▸ WHAT IS BEING ASKED
Copy the records below exactly, from the line containing "What data populates" through the last line, and leave out every picture.

▸ MATERIAL SHOWN
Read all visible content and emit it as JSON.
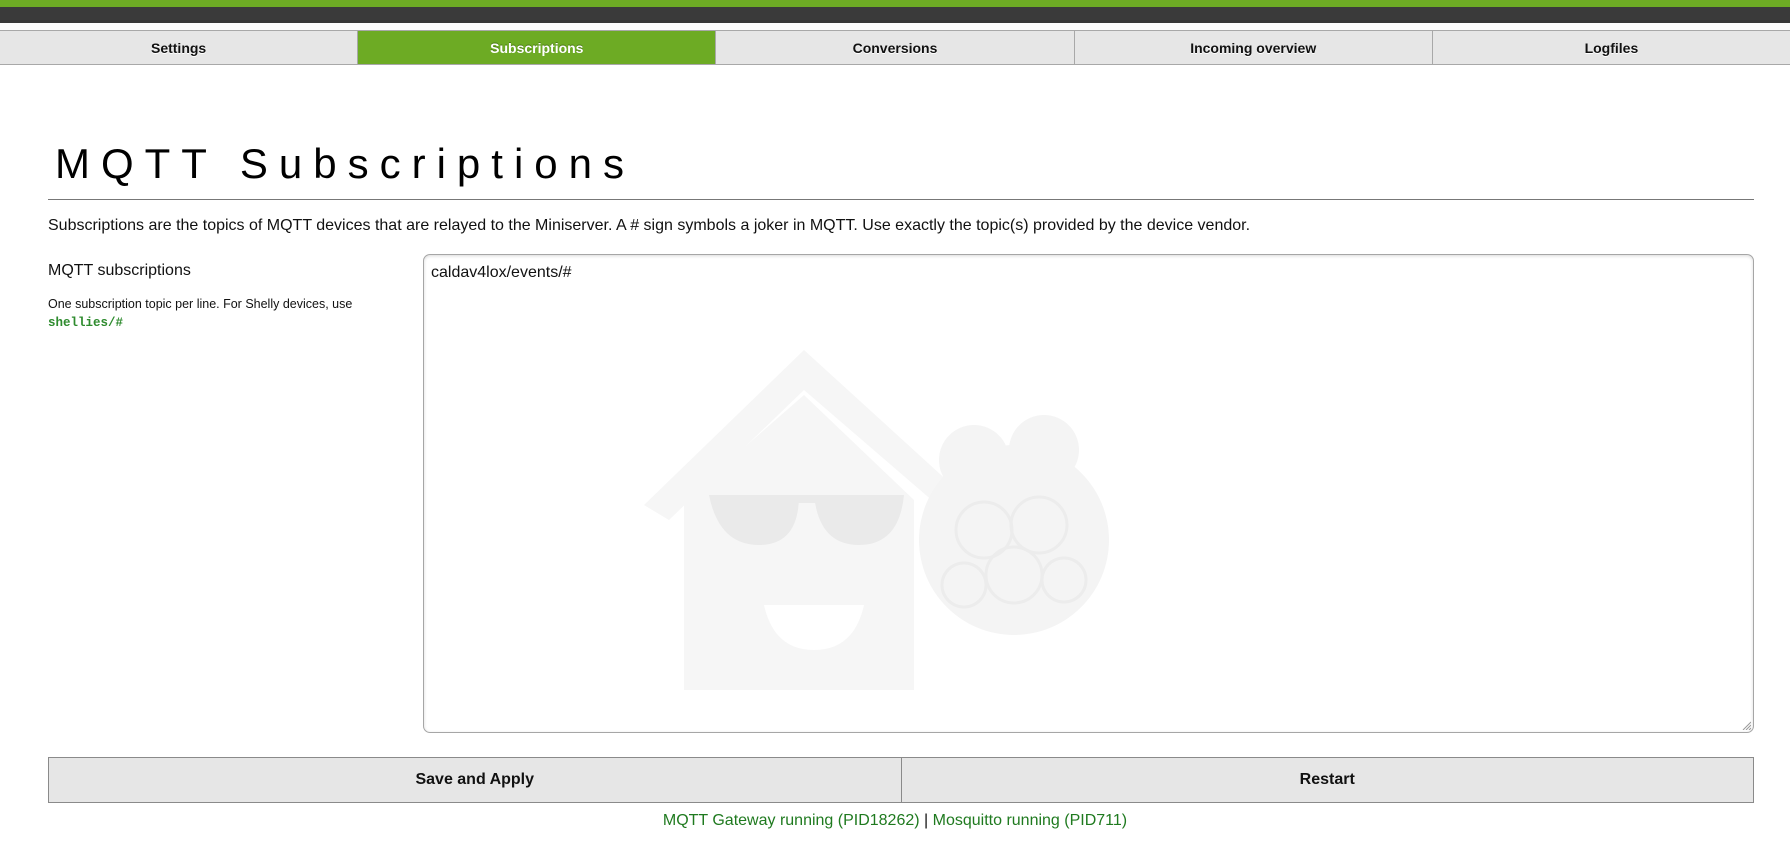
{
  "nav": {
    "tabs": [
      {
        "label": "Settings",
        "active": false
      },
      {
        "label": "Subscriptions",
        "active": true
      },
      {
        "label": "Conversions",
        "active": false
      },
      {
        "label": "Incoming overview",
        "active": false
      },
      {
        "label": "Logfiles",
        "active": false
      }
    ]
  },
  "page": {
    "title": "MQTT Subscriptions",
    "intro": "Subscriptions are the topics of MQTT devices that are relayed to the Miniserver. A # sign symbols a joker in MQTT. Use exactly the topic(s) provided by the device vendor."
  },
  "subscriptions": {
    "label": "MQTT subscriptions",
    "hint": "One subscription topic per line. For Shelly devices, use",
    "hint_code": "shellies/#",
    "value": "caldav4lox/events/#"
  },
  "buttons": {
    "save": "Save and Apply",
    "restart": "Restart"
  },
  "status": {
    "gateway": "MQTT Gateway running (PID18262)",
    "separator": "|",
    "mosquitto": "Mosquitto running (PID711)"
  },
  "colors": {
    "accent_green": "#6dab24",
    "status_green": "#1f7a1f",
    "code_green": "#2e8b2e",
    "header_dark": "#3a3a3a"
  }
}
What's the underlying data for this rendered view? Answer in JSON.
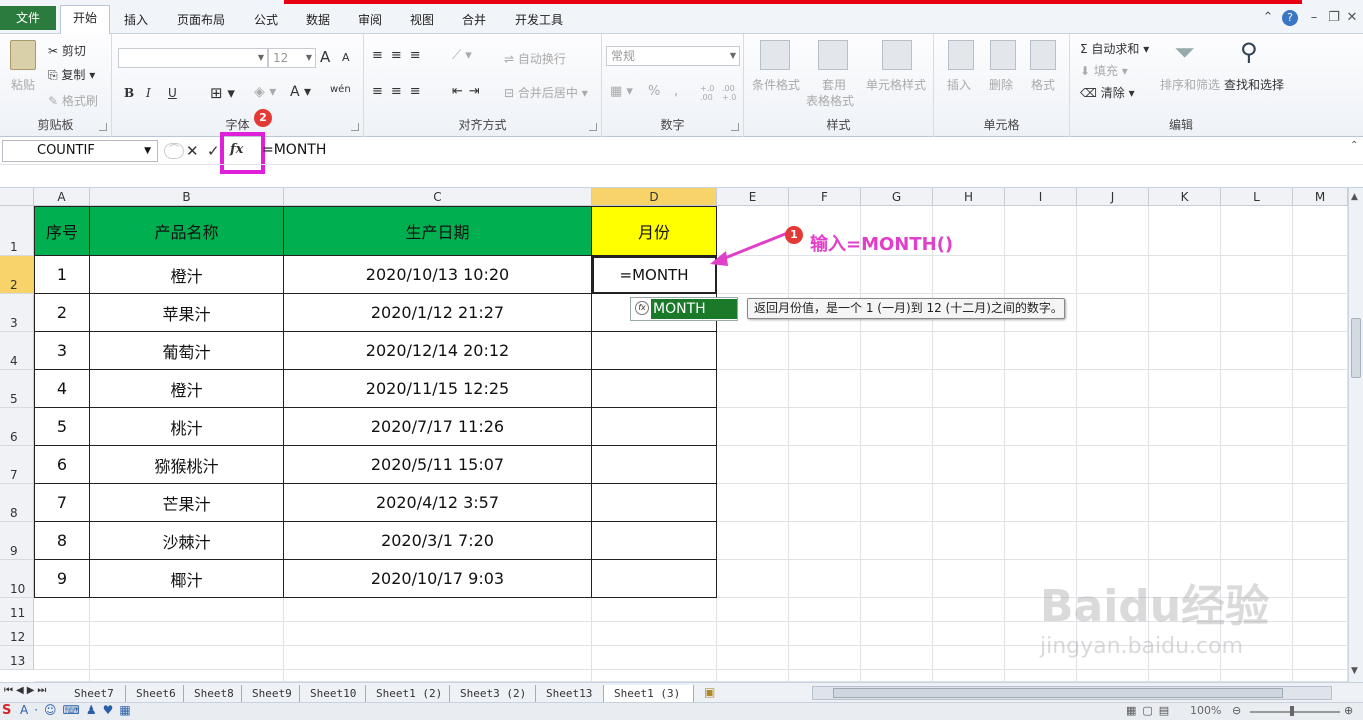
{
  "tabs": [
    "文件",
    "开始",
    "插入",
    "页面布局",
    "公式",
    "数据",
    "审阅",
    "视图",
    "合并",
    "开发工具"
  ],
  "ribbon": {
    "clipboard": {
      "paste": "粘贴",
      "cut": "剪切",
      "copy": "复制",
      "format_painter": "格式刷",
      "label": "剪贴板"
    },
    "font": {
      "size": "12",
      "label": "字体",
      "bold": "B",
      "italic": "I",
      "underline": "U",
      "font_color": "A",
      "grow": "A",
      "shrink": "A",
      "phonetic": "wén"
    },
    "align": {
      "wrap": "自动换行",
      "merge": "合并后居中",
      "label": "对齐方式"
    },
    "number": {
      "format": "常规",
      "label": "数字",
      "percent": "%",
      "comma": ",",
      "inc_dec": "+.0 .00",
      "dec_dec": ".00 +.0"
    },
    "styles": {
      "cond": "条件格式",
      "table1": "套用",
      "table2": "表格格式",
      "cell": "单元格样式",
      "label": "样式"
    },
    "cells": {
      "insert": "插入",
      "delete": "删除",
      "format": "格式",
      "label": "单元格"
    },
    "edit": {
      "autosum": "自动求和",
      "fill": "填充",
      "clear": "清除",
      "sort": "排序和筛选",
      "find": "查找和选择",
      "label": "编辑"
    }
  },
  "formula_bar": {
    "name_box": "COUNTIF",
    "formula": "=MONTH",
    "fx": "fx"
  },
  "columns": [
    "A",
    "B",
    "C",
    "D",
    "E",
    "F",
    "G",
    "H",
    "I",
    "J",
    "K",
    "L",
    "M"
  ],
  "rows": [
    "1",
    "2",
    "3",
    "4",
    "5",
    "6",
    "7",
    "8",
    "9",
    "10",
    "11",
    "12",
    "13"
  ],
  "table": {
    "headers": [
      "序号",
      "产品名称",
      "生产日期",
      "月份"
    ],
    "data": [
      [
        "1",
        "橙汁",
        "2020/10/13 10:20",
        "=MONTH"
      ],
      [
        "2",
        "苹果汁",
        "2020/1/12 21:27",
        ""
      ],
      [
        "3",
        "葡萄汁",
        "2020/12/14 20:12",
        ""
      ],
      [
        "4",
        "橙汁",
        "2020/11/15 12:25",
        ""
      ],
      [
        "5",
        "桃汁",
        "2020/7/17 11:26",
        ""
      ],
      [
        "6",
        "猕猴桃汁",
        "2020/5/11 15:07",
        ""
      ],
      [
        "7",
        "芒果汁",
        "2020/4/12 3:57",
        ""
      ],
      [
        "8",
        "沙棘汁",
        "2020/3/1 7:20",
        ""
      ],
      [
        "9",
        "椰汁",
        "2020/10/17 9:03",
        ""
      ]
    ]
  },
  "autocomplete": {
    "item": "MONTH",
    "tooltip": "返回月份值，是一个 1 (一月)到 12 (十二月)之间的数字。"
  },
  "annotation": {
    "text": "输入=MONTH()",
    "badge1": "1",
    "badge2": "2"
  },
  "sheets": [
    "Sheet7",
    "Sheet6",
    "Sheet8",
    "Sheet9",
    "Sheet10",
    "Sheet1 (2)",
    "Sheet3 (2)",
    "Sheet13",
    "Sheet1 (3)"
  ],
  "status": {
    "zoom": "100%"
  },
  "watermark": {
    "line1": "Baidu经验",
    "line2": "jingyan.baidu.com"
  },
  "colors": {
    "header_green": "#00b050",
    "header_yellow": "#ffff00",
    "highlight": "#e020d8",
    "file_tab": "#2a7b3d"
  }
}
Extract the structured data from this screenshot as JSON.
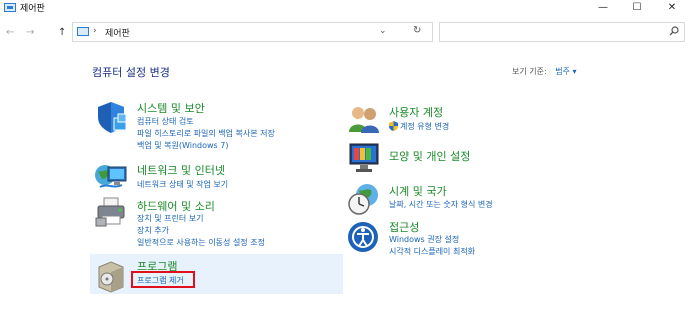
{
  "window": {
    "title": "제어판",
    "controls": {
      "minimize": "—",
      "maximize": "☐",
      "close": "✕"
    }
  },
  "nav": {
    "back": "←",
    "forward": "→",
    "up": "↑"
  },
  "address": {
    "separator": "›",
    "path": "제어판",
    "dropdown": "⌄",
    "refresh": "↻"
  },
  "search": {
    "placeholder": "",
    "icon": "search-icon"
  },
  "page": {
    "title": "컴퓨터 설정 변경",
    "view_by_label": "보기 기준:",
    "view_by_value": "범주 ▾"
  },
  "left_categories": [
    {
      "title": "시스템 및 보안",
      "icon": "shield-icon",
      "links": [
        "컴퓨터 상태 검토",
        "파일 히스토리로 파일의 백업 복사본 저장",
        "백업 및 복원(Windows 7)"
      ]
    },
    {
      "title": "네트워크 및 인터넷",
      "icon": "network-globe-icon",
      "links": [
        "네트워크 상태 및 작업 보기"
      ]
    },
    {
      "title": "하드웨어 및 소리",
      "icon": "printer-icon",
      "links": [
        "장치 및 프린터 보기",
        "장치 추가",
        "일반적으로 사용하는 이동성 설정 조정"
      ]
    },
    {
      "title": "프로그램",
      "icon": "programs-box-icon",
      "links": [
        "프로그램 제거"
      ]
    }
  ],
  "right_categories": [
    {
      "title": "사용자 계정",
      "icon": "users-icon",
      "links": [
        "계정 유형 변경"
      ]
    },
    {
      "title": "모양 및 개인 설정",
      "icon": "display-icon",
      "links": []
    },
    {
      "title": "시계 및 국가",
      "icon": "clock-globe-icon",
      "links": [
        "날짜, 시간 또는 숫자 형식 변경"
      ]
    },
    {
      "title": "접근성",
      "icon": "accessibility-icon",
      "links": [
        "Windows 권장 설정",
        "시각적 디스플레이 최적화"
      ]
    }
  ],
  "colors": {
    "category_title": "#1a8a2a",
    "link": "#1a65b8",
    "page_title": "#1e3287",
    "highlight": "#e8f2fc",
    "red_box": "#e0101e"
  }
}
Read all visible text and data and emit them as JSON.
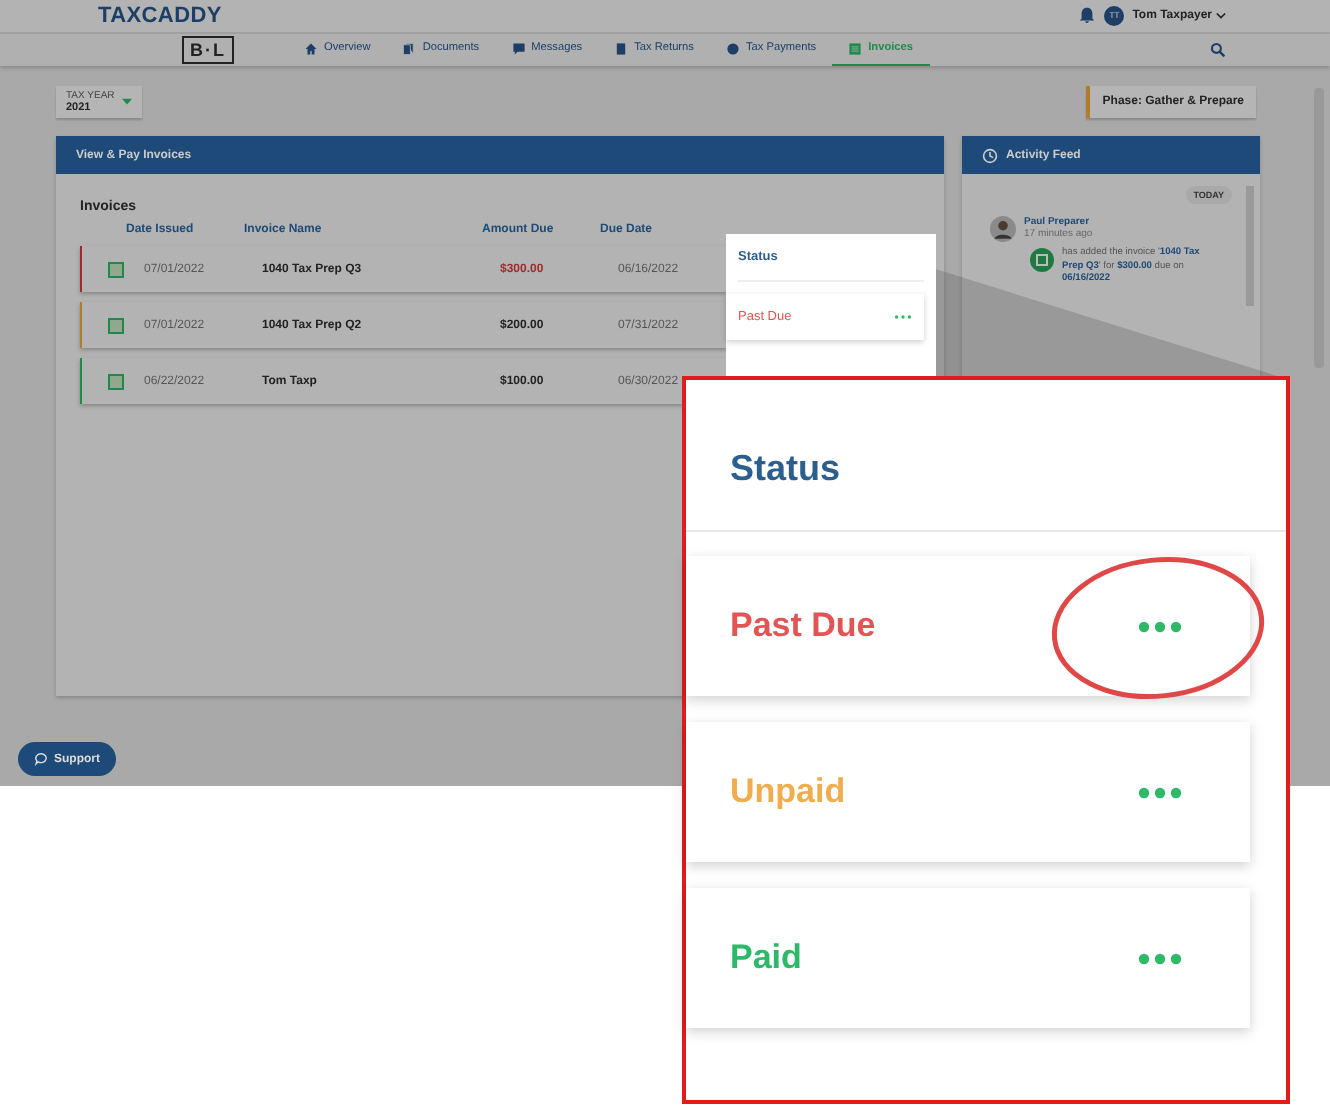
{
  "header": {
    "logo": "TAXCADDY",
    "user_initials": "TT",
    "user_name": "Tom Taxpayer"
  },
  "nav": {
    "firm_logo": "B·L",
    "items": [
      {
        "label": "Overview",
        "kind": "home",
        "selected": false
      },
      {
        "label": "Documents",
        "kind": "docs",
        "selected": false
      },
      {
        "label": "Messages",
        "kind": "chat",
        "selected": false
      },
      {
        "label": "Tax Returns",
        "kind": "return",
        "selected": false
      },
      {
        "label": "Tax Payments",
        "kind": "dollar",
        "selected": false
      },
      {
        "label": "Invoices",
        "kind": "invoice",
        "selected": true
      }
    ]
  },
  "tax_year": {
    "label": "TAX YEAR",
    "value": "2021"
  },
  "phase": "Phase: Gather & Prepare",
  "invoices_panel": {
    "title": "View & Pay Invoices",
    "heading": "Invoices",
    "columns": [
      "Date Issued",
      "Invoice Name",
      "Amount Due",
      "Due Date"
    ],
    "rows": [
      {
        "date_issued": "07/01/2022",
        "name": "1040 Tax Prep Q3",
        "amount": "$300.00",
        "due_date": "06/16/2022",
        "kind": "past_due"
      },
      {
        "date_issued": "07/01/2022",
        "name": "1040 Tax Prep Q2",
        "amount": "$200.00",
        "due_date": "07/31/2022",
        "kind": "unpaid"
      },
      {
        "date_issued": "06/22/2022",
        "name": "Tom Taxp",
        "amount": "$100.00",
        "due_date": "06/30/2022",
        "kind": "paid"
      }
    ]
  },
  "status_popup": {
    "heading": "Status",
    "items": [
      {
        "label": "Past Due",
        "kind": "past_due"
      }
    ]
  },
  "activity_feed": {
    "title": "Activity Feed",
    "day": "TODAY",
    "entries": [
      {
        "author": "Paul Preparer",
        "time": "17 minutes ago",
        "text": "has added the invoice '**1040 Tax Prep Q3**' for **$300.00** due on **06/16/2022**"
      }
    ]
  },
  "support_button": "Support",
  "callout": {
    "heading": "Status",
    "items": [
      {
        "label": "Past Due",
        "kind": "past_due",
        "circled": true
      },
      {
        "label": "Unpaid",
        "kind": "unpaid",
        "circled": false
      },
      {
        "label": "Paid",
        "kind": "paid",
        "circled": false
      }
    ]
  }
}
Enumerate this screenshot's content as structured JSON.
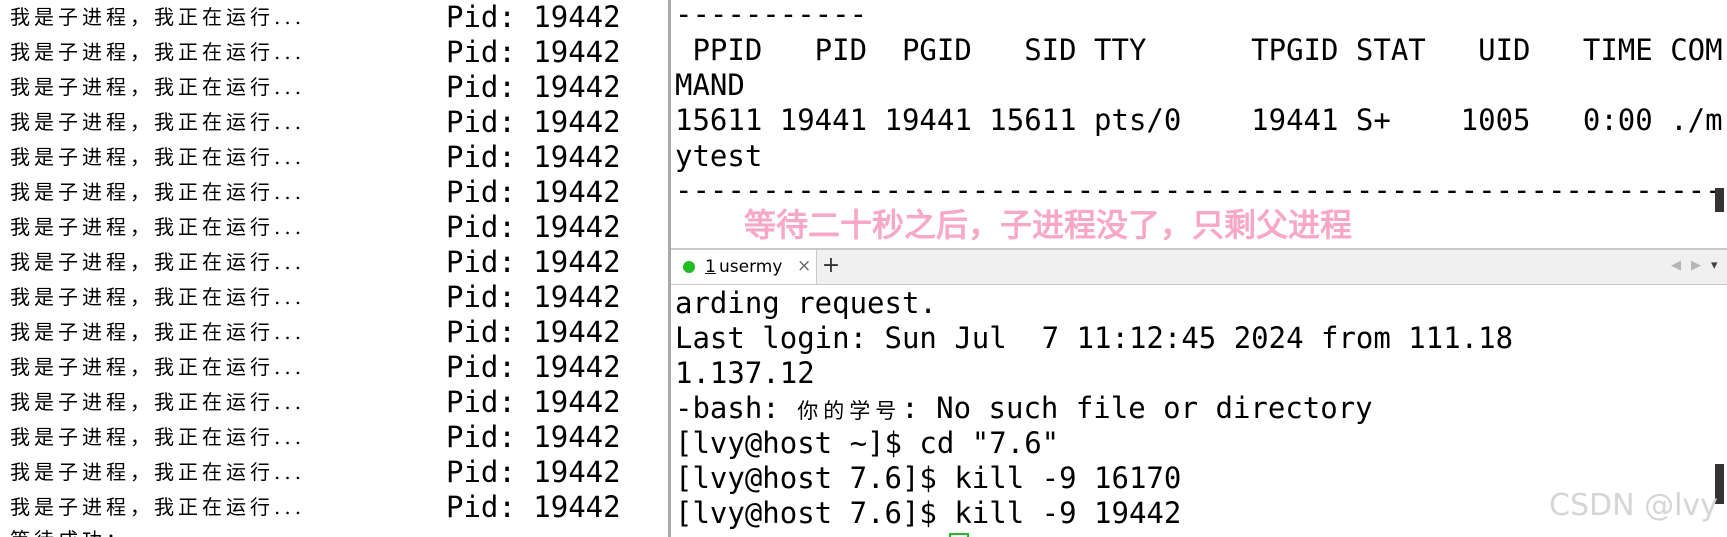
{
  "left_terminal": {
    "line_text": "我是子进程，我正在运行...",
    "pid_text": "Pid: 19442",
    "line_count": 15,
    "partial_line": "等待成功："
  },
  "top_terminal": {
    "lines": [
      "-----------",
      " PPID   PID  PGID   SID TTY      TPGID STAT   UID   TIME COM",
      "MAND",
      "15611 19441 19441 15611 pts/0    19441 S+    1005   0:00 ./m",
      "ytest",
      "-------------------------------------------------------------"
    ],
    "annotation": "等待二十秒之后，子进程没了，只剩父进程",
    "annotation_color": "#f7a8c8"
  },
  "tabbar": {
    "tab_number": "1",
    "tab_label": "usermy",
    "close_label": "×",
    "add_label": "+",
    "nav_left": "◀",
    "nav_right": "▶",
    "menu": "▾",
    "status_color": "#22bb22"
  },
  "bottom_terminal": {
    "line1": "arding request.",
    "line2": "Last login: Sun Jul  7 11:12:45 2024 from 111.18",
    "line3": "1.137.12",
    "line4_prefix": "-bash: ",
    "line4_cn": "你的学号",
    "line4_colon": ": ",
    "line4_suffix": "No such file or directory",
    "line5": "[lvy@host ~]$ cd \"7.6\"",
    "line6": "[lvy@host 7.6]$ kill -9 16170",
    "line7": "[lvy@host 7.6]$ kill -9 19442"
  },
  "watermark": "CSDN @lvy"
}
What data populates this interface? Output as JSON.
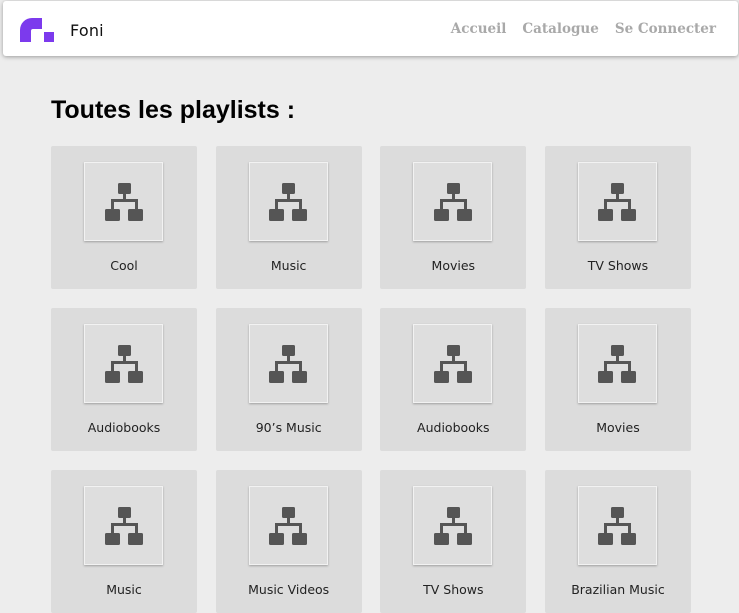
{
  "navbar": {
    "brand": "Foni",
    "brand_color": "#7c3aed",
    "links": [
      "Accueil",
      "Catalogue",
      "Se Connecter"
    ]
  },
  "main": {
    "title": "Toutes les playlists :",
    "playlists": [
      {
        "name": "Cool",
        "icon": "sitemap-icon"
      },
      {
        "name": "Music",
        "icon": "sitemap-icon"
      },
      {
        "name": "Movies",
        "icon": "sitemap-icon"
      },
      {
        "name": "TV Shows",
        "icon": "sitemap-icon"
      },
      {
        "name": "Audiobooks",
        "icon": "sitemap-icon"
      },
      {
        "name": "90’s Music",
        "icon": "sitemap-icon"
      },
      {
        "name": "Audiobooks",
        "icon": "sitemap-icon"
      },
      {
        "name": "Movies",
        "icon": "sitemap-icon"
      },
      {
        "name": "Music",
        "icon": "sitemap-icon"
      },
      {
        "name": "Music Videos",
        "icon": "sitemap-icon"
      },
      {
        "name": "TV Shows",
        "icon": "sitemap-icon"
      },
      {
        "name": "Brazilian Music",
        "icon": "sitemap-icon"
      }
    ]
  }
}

▸ COMPLETED EXERCISE
What data populates this interface? Output as JSON.
{
  "navbar": {
    "brand": "Foni",
    "brand_color": "#7c3aed",
    "links": [
      "Accueil",
      "Catalogue",
      "Se Connecter"
    ]
  },
  "main": {
    "title": "Toutes les playlists :",
    "playlists": [
      {
        "name": "Cool",
        "icon": "sitemap-icon"
      },
      {
        "name": "Music",
        "icon": "sitemap-icon"
      },
      {
        "name": "Movies",
        "icon": "sitemap-icon"
      },
      {
        "name": "TV Shows",
        "icon": "sitemap-icon"
      },
      {
        "name": "Audiobooks",
        "icon": "sitemap-icon"
      },
      {
        "name": "90’s Music",
        "icon": "sitemap-icon"
      },
      {
        "name": "Audiobooks",
        "icon": "sitemap-icon"
      },
      {
        "name": "Movies",
        "icon": "sitemap-icon"
      },
      {
        "name": "Music",
        "icon": "sitemap-icon"
      },
      {
        "name": "Music Videos",
        "icon": "sitemap-icon"
      },
      {
        "name": "TV Shows",
        "icon": "sitemap-icon"
      },
      {
        "name": "Brazilian Music",
        "icon": "sitemap-icon"
      }
    ]
  }
}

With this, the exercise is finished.